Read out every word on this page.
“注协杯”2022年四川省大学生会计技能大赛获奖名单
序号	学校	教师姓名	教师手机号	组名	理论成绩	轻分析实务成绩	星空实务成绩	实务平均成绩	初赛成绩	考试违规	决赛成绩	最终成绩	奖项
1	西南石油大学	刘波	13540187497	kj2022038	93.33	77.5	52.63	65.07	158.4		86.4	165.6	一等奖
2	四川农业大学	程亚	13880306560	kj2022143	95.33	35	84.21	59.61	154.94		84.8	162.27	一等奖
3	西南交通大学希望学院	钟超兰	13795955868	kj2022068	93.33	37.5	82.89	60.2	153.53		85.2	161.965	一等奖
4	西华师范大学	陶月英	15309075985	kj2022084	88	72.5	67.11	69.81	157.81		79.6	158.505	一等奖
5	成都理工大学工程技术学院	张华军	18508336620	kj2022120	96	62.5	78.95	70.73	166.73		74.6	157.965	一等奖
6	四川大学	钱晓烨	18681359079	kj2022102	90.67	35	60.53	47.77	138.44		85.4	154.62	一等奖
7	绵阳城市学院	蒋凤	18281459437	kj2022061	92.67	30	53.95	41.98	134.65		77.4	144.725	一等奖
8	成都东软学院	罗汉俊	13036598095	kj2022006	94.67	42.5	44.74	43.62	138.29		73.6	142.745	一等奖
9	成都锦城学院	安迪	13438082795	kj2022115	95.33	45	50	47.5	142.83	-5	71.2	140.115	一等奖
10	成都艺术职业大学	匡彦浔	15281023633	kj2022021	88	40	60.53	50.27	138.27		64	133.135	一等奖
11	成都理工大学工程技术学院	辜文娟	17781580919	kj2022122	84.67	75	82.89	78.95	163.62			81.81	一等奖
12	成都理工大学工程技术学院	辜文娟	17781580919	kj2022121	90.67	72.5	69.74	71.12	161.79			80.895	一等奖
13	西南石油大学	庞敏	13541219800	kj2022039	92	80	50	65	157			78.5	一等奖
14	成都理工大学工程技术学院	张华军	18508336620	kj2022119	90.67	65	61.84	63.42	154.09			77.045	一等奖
--*--
▶ **Aim of the exercise**: Search the entries for the word "西南石油大学", then list each line that holds it.

▶ **Problem solution**:
1	西南石油大学	刘波	13540187497	kj2022038	93.33	77.5	52.63	65.07	158.4		86.4	165.6	一等奖
13	西南石油大学	庞敏	13541219800	kj2022039	92	80	50	65	157			78.5	一等奖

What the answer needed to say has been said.